═════ EXTRACTED DATA

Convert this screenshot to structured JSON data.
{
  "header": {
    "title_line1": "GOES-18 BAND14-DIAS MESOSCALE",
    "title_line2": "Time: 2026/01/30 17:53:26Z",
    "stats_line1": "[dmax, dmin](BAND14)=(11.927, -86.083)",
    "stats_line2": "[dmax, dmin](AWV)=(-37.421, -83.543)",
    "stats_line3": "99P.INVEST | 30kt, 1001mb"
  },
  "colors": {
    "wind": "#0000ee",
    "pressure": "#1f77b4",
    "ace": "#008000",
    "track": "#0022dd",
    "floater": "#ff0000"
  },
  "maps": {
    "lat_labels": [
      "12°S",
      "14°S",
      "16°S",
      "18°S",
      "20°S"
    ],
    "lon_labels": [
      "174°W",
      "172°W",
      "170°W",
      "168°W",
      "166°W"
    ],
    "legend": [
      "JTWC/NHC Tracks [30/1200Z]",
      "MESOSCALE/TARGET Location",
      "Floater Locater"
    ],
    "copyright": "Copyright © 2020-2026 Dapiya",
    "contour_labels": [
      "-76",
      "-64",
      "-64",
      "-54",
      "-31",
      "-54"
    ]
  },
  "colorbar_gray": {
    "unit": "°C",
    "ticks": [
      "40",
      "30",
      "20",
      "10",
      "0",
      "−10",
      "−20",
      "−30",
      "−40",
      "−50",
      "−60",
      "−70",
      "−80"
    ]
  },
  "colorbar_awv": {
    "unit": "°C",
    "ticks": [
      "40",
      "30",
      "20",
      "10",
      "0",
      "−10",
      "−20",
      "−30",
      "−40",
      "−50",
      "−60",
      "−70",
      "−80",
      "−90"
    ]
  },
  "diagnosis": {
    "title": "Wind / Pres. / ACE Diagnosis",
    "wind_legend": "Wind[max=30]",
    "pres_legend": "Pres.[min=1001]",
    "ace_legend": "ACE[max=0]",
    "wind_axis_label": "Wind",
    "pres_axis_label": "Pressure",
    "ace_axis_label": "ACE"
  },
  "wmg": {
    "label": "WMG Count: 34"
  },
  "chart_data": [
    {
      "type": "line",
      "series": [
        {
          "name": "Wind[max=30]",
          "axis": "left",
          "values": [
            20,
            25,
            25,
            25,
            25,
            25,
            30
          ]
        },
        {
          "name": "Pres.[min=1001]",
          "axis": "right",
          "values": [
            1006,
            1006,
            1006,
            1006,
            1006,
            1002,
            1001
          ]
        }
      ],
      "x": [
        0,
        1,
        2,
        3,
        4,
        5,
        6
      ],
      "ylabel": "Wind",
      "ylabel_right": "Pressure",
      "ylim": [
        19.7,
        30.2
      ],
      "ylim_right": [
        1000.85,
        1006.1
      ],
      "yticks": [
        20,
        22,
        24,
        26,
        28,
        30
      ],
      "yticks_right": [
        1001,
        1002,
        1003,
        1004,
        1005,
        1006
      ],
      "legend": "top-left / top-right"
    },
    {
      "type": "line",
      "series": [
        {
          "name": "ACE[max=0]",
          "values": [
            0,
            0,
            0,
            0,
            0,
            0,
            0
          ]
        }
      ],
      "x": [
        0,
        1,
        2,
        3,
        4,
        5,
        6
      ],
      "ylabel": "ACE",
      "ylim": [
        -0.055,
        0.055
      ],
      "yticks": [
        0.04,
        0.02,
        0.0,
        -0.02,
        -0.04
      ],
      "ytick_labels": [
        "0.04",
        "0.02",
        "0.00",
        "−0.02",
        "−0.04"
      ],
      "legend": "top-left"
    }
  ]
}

══════════

▶ THE PROBLEM
Retype all of the entries precisely as they are.

▶ EXERCISE SOLUTION
Convert this screenshot to structured JSON data.
{
  "header": {
    "title_line1": "GOES-18 BAND14-DIAS MESOSCALE",
    "title_line2": "Time: 2026/01/30 17:53:26Z",
    "stats_line1": "[dmax, dmin](BAND14)=(11.927, -86.083)",
    "stats_line2": "[dmax, dmin](AWV)=(-37.421, -83.543)",
    "stats_line3": "99P.INVEST | 30kt, 1001mb"
  },
  "colors": {
    "wind": "#0000ee",
    "pressure": "#1f77b4",
    "ace": "#008000",
    "track": "#0022dd",
    "floater": "#ff0000"
  },
  "maps": {
    "lat_labels": [
      "12°S",
      "14°S",
      "16°S",
      "18°S",
      "20°S"
    ],
    "lon_labels": [
      "174°W",
      "172°W",
      "170°W",
      "168°W",
      "166°W"
    ],
    "legend": [
      "JTWC/NHC Tracks [30/1200Z]",
      "MESOSCALE/TARGET Location",
      "Floater Locater"
    ],
    "copyright": "Copyright © 2020-2026 Dapiya",
    "contour_labels": [
      "-76",
      "-64",
      "-64",
      "-54",
      "-31",
      "-54"
    ]
  },
  "colorbar_gray": {
    "unit": "°C",
    "ticks": [
      "40",
      "30",
      "20",
      "10",
      "0",
      "−10",
      "−20",
      "−30",
      "−40",
      "−50",
      "−60",
      "−70",
      "−80"
    ]
  },
  "colorbar_awv": {
    "unit": "°C",
    "ticks": [
      "40",
      "30",
      "20",
      "10",
      "0",
      "−10",
      "−20",
      "−30",
      "−40",
      "−50",
      "−60",
      "−70",
      "−80",
      "−90"
    ]
  },
  "diagnosis": {
    "title": "Wind / Pres. / ACE Diagnosis",
    "wind_legend": "Wind[max=30]",
    "pres_legend": "Pres.[min=1001]",
    "ace_legend": "ACE[max=0]",
    "wind_axis_label": "Wind",
    "pres_axis_label": "Pressure",
    "ace_axis_label": "ACE"
  },
  "wmg": {
    "label": "WMG Count: 34"
  },
  "chart_data": [
    {
      "type": "line",
      "series": [
        {
          "name": "Wind[max=30]",
          "axis": "left",
          "values": [
            20,
            25,
            25,
            25,
            25,
            25,
            30
          ]
        },
        {
          "name": "Pres.[min=1001]",
          "axis": "right",
          "values": [
            1006,
            1006,
            1006,
            1006,
            1006,
            1002,
            1001
          ]
        }
      ],
      "x": [
        0,
        1,
        2,
        3,
        4,
        5,
        6
      ],
      "ylabel": "Wind",
      "ylabel_right": "Pressure",
      "ylim": [
        19.7,
        30.2
      ],
      "ylim_right": [
        1000.85,
        1006.1
      ],
      "yticks": [
        20,
        22,
        24,
        26,
        28,
        30
      ],
      "yticks_right": [
        1001,
        1002,
        1003,
        1004,
        1005,
        1006
      ],
      "legend": "top-left / top-right"
    },
    {
      "type": "line",
      "series": [
        {
          "name": "ACE[max=0]",
          "values": [
            0,
            0,
            0,
            0,
            0,
            0,
            0
          ]
        }
      ],
      "x": [
        0,
        1,
        2,
        3,
        4,
        5,
        6
      ],
      "ylabel": "ACE",
      "ylim": [
        -0.055,
        0.055
      ],
      "yticks": [
        0.04,
        0.02,
        0.0,
        -0.02,
        -0.04
      ],
      "ytick_labels": [
        "0.04",
        "0.02",
        "0.00",
        "−0.02",
        "−0.04"
      ],
      "legend": "top-left"
    }
  ]
}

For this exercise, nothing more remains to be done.